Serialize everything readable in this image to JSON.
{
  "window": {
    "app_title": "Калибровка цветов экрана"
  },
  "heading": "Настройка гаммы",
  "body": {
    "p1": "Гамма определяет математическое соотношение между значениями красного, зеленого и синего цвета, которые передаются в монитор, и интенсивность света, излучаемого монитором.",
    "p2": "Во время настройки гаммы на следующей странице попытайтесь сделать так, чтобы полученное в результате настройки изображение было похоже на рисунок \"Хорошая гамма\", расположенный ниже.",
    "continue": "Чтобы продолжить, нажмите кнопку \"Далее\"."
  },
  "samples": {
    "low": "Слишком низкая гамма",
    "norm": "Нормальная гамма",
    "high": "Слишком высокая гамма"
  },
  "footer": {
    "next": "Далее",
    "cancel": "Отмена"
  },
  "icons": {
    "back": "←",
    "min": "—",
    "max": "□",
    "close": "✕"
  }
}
==
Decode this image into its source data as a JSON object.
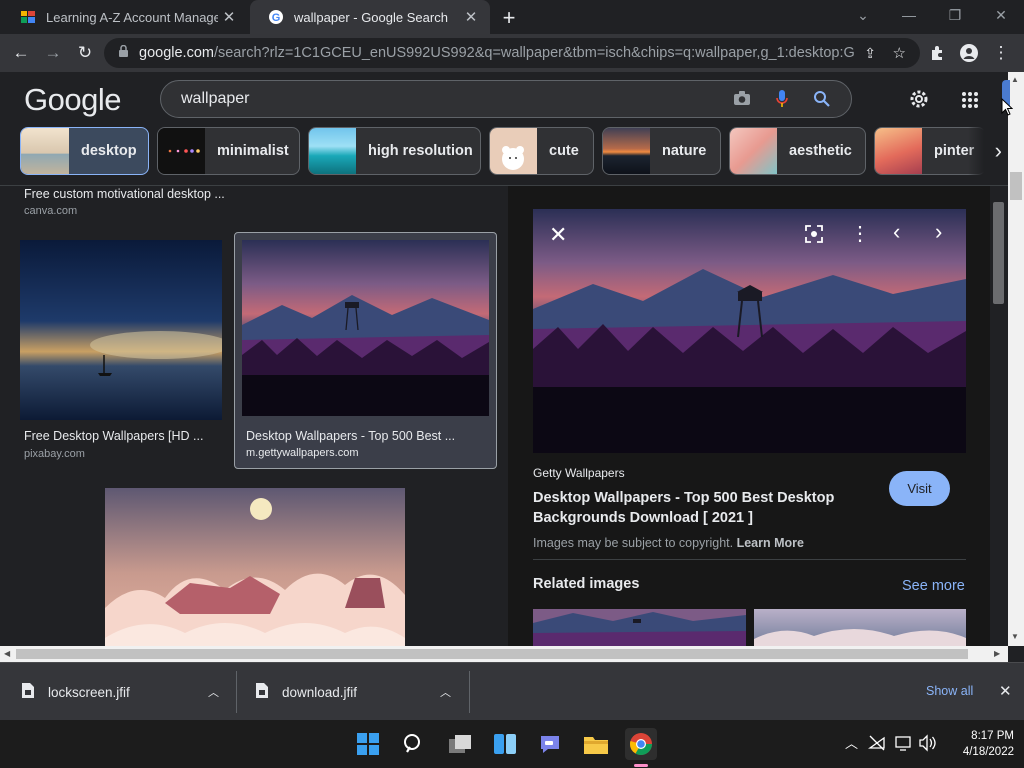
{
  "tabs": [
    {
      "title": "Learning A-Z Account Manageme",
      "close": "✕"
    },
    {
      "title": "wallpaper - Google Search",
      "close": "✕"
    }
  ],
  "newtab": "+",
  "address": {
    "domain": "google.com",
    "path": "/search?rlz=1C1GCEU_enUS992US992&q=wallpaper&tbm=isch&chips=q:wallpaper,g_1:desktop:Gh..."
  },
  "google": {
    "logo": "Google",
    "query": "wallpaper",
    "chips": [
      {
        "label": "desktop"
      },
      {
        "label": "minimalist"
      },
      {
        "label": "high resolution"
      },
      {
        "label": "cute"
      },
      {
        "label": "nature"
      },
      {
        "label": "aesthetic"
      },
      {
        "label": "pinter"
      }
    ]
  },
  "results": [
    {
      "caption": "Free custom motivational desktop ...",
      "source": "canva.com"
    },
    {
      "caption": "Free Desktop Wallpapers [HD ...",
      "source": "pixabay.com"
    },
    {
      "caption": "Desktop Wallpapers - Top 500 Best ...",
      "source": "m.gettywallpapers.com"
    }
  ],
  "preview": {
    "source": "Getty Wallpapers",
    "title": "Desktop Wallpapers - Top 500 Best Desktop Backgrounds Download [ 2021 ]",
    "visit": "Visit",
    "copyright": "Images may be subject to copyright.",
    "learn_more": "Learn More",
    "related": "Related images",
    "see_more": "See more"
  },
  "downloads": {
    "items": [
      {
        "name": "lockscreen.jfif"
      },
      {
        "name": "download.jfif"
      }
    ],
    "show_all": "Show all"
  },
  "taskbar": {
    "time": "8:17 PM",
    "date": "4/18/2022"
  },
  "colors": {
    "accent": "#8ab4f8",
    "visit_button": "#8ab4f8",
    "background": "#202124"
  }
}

* AIM OF THE TASK *
Say how many lines contain "jfif", and give nothing but that number.

* REPLY *
2